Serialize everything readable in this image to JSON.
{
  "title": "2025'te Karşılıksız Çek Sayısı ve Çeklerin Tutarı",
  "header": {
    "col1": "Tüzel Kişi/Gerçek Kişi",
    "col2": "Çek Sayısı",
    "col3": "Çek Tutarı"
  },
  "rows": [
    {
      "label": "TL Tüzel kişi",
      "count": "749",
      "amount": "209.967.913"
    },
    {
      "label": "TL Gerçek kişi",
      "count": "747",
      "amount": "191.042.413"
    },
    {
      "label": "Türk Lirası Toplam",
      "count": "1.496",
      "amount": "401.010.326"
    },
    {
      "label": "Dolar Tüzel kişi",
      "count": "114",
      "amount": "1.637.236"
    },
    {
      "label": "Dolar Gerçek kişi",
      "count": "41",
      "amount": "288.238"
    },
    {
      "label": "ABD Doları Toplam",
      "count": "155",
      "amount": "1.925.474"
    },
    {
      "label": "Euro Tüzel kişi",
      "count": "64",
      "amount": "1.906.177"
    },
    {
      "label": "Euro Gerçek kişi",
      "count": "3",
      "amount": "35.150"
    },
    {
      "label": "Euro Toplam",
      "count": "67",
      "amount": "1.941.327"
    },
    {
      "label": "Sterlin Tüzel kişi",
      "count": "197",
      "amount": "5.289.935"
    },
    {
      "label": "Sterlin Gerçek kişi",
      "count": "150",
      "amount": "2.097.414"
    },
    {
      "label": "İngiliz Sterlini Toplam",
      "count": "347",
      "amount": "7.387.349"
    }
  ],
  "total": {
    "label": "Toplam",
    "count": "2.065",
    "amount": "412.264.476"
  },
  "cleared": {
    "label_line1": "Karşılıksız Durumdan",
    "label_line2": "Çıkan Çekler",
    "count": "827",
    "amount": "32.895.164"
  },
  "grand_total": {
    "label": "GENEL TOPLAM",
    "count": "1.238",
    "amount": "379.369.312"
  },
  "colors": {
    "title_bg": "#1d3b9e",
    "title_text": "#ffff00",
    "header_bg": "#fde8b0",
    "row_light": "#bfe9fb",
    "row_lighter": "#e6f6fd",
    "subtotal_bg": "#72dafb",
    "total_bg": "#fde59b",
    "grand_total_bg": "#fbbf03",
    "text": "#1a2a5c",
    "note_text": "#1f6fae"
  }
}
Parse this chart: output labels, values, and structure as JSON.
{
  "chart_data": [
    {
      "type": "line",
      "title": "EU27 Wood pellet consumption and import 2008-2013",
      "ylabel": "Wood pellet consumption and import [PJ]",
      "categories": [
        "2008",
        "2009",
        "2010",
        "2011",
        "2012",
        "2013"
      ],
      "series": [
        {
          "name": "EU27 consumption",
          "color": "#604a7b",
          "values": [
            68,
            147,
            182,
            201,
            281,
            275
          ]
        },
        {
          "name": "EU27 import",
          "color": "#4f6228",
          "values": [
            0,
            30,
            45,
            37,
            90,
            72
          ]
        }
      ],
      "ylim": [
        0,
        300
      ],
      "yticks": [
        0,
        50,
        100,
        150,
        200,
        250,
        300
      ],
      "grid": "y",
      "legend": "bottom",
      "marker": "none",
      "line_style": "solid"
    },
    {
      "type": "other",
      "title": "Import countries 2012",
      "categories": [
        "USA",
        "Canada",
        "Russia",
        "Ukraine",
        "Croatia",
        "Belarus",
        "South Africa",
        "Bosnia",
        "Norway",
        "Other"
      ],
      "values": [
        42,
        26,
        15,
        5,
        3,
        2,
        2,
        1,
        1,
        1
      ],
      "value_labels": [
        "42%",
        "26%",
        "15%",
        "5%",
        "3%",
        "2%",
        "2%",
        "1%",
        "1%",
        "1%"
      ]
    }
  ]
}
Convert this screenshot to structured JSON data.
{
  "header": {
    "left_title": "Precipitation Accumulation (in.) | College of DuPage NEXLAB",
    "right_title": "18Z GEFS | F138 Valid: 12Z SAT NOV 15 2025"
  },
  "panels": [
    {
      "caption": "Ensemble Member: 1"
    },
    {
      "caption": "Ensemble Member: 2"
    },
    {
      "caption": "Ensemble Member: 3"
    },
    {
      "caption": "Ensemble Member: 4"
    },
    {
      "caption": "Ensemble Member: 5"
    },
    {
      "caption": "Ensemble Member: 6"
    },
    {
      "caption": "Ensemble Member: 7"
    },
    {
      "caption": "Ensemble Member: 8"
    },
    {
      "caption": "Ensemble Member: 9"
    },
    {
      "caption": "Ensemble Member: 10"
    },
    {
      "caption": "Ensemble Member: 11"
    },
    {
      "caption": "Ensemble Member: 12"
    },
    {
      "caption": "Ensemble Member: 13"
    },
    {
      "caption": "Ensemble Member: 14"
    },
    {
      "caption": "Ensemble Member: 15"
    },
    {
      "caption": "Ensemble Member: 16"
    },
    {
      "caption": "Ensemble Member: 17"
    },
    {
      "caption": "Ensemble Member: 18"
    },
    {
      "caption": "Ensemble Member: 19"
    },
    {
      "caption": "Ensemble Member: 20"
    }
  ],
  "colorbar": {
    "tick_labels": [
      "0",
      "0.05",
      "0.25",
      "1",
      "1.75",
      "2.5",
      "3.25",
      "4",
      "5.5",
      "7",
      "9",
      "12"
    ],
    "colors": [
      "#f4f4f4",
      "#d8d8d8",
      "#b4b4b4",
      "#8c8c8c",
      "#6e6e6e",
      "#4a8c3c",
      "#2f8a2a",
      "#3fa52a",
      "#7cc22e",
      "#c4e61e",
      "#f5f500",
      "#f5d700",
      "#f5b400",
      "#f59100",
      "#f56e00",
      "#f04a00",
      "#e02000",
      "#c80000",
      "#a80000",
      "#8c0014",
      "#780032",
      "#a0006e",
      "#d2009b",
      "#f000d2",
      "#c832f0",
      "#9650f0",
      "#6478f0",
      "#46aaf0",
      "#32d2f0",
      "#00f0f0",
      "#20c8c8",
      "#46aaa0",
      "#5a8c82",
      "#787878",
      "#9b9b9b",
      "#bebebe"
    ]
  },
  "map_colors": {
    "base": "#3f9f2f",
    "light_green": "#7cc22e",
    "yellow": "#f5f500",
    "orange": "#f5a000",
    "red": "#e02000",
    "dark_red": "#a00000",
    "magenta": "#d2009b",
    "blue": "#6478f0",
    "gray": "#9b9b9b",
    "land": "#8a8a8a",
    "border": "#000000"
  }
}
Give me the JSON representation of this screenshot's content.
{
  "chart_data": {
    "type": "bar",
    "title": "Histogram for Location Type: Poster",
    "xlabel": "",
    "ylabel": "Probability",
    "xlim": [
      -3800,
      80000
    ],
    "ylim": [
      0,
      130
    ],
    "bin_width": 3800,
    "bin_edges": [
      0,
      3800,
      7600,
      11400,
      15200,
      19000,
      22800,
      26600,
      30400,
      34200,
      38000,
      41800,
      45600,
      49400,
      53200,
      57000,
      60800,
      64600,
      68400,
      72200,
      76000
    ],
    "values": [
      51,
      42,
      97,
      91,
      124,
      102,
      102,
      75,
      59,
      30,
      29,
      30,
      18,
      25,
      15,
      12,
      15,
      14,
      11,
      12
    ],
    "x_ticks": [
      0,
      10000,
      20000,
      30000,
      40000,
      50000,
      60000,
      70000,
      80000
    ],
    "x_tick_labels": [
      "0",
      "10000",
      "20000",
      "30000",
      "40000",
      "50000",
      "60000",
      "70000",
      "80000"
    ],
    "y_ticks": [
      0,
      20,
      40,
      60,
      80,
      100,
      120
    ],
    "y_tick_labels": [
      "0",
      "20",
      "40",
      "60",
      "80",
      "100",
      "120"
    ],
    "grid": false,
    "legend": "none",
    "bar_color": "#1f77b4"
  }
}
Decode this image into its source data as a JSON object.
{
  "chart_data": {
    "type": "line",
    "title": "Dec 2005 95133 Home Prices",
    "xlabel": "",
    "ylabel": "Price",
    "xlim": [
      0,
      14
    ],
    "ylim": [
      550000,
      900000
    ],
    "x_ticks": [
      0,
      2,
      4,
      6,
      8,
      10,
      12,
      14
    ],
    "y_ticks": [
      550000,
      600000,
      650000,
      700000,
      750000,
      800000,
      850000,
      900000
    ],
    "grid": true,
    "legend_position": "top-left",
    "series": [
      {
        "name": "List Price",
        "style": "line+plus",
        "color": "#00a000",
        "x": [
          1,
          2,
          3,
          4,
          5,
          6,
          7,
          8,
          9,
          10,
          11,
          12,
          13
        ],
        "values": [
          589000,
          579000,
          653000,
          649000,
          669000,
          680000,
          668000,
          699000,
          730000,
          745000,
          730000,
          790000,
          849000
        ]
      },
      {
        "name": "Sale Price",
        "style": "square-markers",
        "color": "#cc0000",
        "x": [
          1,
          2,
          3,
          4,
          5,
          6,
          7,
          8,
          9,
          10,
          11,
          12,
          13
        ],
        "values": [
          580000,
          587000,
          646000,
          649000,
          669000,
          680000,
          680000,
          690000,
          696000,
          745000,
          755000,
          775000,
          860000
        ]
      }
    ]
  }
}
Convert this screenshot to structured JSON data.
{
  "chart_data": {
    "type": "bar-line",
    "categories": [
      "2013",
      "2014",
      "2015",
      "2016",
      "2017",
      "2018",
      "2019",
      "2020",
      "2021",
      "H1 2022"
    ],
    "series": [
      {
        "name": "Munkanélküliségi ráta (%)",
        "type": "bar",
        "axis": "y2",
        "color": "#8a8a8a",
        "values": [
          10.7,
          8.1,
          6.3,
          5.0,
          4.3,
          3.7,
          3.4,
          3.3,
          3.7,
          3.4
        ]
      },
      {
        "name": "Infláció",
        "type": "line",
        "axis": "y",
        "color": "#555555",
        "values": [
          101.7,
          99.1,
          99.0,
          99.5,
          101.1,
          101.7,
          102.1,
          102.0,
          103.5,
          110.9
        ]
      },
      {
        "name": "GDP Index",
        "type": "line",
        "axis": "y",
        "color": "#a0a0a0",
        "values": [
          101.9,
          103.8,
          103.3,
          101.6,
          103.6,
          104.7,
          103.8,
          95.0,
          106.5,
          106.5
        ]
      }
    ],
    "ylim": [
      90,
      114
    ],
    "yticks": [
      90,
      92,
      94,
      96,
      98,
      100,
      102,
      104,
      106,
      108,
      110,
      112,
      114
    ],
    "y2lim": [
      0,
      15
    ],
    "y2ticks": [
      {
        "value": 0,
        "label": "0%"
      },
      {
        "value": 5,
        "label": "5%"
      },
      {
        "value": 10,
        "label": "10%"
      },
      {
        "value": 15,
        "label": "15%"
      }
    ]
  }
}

- - - - - - -

Set task » Collect the lines of the data that carry the word "Wood".

Task output »
      "title": "EU27 Wood pellet consumption and import 2008-2013",
      "ylabel": "Wood pellet consumption and import [PJ]",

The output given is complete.